_Required task_. Examine the records and identify each line that includes the string "triangle". Copy those lines.

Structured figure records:
........

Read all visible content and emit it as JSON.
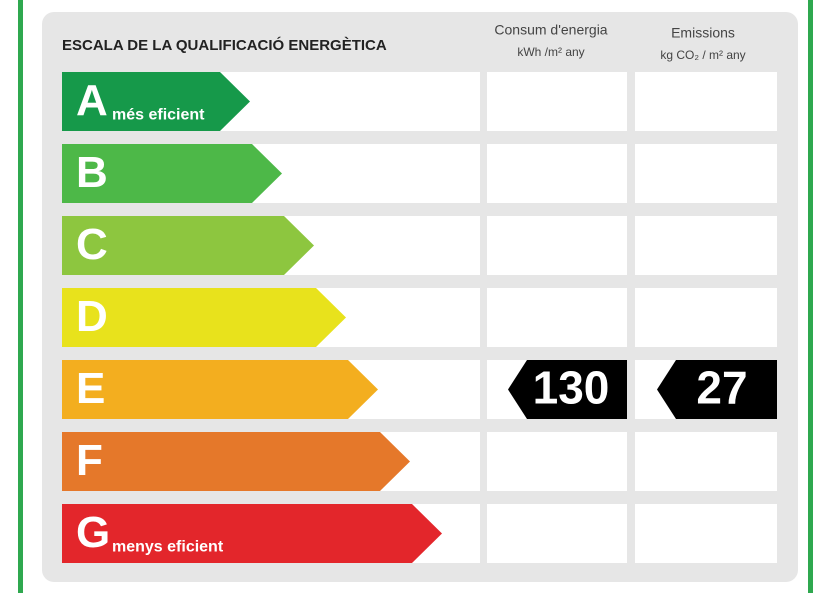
{
  "header": {
    "title": "ESCALA DE LA QUALIFICACIÓ ENERGÈTICA",
    "consumption": {
      "title": "Consum d'energia",
      "unit": "kWh /m² any"
    },
    "emissions": {
      "title": "Emissions",
      "unit": "kg CO₂ / m² any"
    }
  },
  "ratings": [
    {
      "letter": "A",
      "label": "més eficient",
      "color": "#16994a"
    },
    {
      "letter": "B",
      "color": "#4db848"
    },
    {
      "letter": "C",
      "color": "#8dc63f"
    },
    {
      "letter": "D",
      "color": "#e8e21c"
    },
    {
      "letter": "E",
      "color": "#f3ae1f",
      "consumption": 130,
      "emissions": 27
    },
    {
      "letter": "F",
      "color": "#e5782a"
    },
    {
      "letter": "G",
      "label": "menys eficient",
      "color": "#e3262b"
    }
  ]
}
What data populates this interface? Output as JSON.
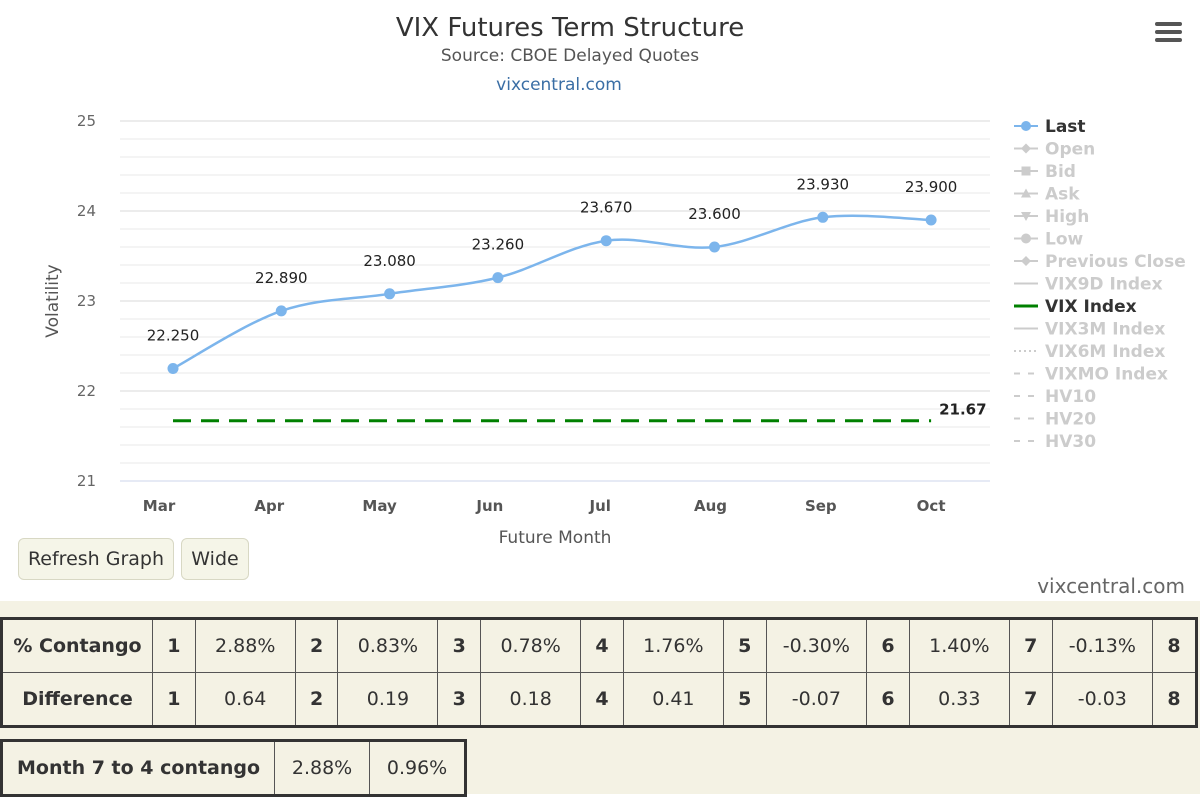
{
  "chart_data": {
    "type": "line",
    "title": "VIX Futures Term Structure",
    "subtitle": "Source: CBOE Delayed Quotes",
    "credit_top": "vixcentral.com",
    "categories": [
      "Mar",
      "Apr",
      "May",
      "Jun",
      "Jul",
      "Aug",
      "Sep",
      "Oct"
    ],
    "xlabel": "Future Month",
    "ylabel": "Volatility",
    "ylim": [
      21,
      25
    ],
    "yticks": [
      "21",
      "22",
      "23",
      "24",
      "25"
    ],
    "grid": true,
    "legend_position": "right",
    "series": [
      {
        "name": "Last",
        "values": [
          22.25,
          22.89,
          23.08,
          23.26,
          23.67,
          23.6,
          23.93,
          23.9
        ],
        "labels": [
          "22.250",
          "22.890",
          "23.080",
          "23.260",
          "23.670",
          "23.600",
          "23.930",
          "23.900"
        ],
        "color": "#7cb5ec"
      },
      {
        "name": "VIX Index",
        "value": 21.67,
        "label": "21.67",
        "color": "#008000"
      }
    ],
    "legend": [
      {
        "name": "Last",
        "active": true,
        "symbol": "circle",
        "color": "#7cb5ec"
      },
      {
        "name": "Open",
        "active": false,
        "symbol": "diamond"
      },
      {
        "name": "Bid",
        "active": false,
        "symbol": "square"
      },
      {
        "name": "Ask",
        "active": false,
        "symbol": "triangle"
      },
      {
        "name": "High",
        "active": false,
        "symbol": "triangle-down"
      },
      {
        "name": "Low",
        "active": false,
        "symbol": "circle"
      },
      {
        "name": "Previous Close",
        "active": false,
        "symbol": "diamond"
      },
      {
        "name": "VIX9D Index",
        "active": false,
        "symbol": "line"
      },
      {
        "name": "VIX Index",
        "active": true,
        "symbol": "line",
        "color": "#008000"
      },
      {
        "name": "VIX3M Index",
        "active": false,
        "symbol": "line"
      },
      {
        "name": "VIX6M Index",
        "active": false,
        "symbol": "dotted"
      },
      {
        "name": "VIXMO Index",
        "active": false,
        "symbol": "dashed"
      },
      {
        "name": "HV10",
        "active": false,
        "symbol": "dashed"
      },
      {
        "name": "HV20",
        "active": false,
        "symbol": "dashed"
      },
      {
        "name": "HV30",
        "active": false,
        "symbol": "dashed"
      }
    ]
  },
  "buttons": {
    "refresh": "Refresh Graph",
    "wide": "Wide"
  },
  "credit_bottom": "vixcentral.com",
  "contango_table": {
    "rows": [
      {
        "label": "% Contango",
        "cells": [
          [
            "1",
            "2.88%"
          ],
          [
            "2",
            "0.83%"
          ],
          [
            "3",
            "0.78%"
          ],
          [
            "4",
            "1.76%"
          ],
          [
            "5",
            "-0.30%"
          ],
          [
            "6",
            "1.40%"
          ],
          [
            "7",
            "-0.13%"
          ],
          [
            "8",
            ""
          ]
        ]
      },
      {
        "label": "Difference",
        "cells": [
          [
            "1",
            "0.64"
          ],
          [
            "2",
            "0.19"
          ],
          [
            "3",
            "0.18"
          ],
          [
            "4",
            "0.41"
          ],
          [
            "5",
            "-0.07"
          ],
          [
            "6",
            "0.33"
          ],
          [
            "7",
            "-0.03"
          ],
          [
            "8",
            ""
          ]
        ]
      }
    ]
  },
  "month_table": {
    "label": "Month 7 to 4 contango",
    "values": [
      "2.88%",
      "0.96%"
    ]
  }
}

........

_Finished answer_.
        "symbol": "triangle"
        "symbol": "triangle-down"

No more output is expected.